* **Records for the exercise**:

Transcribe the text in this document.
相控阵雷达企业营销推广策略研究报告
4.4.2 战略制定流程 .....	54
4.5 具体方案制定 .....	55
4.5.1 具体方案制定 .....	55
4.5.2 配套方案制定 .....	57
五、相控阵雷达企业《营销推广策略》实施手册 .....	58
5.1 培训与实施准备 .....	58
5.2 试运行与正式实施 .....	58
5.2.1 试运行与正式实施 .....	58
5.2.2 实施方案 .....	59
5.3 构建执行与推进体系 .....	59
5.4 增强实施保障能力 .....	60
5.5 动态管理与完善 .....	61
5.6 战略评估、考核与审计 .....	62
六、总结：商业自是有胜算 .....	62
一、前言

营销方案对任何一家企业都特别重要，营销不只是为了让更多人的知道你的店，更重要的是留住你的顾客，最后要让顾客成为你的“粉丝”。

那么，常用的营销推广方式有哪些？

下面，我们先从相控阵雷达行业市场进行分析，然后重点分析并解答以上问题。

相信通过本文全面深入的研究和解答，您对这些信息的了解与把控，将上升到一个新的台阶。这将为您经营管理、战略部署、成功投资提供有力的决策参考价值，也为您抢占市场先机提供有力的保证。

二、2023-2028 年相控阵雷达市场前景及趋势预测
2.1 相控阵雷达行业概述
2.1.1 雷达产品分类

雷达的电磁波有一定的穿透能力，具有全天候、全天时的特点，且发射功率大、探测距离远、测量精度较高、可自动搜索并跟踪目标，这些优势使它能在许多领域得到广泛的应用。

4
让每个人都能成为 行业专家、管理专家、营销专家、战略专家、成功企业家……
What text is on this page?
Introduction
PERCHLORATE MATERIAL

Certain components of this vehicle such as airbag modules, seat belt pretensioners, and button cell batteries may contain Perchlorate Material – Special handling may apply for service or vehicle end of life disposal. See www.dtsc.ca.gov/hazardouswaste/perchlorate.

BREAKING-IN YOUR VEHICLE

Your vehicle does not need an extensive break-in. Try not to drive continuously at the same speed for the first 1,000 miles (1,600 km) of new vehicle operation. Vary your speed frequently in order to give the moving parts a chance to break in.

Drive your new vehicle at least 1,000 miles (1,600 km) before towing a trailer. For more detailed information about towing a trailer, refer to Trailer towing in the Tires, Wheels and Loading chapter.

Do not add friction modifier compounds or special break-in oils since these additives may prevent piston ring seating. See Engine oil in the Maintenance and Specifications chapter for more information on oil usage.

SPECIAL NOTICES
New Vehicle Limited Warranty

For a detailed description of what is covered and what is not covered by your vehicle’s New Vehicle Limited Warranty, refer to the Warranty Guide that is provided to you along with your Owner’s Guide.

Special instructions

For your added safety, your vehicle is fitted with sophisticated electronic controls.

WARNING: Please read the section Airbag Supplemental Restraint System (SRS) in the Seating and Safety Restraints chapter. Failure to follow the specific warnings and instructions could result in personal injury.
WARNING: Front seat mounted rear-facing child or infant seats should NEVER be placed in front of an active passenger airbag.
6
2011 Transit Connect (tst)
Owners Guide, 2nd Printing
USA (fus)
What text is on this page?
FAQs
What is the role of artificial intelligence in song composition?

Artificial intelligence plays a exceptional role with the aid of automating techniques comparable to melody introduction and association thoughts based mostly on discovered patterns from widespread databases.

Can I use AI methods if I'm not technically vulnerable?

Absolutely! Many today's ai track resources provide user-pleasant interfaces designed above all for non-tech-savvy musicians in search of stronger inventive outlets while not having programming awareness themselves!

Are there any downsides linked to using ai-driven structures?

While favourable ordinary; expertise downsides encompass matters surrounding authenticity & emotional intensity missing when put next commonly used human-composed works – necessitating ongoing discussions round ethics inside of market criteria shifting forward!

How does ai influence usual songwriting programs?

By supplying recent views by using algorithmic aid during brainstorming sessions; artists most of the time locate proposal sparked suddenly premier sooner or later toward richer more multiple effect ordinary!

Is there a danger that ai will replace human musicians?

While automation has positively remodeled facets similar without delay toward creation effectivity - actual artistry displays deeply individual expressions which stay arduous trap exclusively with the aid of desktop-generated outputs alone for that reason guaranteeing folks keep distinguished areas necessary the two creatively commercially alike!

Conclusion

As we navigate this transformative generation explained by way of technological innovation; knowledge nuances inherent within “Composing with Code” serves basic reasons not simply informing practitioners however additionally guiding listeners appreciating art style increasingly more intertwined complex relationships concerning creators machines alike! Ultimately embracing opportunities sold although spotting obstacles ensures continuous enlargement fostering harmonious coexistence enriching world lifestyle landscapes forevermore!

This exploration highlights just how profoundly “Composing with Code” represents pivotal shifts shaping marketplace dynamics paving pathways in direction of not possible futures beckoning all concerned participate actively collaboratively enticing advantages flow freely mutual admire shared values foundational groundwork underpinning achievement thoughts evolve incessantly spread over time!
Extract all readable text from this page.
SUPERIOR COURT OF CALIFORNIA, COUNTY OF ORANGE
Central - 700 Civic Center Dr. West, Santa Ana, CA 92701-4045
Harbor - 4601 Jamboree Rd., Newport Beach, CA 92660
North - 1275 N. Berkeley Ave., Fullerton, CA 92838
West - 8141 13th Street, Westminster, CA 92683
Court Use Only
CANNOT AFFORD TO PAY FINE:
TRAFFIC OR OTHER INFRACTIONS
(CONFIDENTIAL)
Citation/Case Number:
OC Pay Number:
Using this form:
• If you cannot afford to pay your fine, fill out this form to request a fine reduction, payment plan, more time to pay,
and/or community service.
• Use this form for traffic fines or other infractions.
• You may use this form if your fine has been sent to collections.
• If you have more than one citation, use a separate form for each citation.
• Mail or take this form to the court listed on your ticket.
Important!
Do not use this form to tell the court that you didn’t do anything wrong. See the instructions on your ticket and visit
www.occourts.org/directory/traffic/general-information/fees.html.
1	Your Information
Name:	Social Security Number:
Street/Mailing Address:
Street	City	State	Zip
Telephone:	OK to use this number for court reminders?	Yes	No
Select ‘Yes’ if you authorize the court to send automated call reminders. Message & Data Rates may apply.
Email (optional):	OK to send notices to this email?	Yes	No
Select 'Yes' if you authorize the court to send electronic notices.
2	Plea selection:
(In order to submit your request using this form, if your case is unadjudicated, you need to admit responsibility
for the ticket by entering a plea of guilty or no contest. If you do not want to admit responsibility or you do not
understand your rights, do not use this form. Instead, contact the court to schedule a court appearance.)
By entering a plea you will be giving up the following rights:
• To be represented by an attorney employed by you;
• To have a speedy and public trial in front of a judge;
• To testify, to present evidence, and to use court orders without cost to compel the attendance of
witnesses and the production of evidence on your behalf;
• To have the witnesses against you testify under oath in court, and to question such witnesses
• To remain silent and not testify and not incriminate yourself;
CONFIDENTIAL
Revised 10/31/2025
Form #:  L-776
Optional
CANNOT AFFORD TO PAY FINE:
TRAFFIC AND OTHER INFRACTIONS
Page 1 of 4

* **Brief**:
Return every line from the records above that holds the word "ticket".

* **Output of the exercise**:
• Mail or take this form to the court listed on your ticket.
Do not use this form to tell the court that you didn’t do anything wrong. See the instructions on your ticket and visit
for the ticket by entering a plea of guilty or no contest. If you do not want to admit responsibility or you do not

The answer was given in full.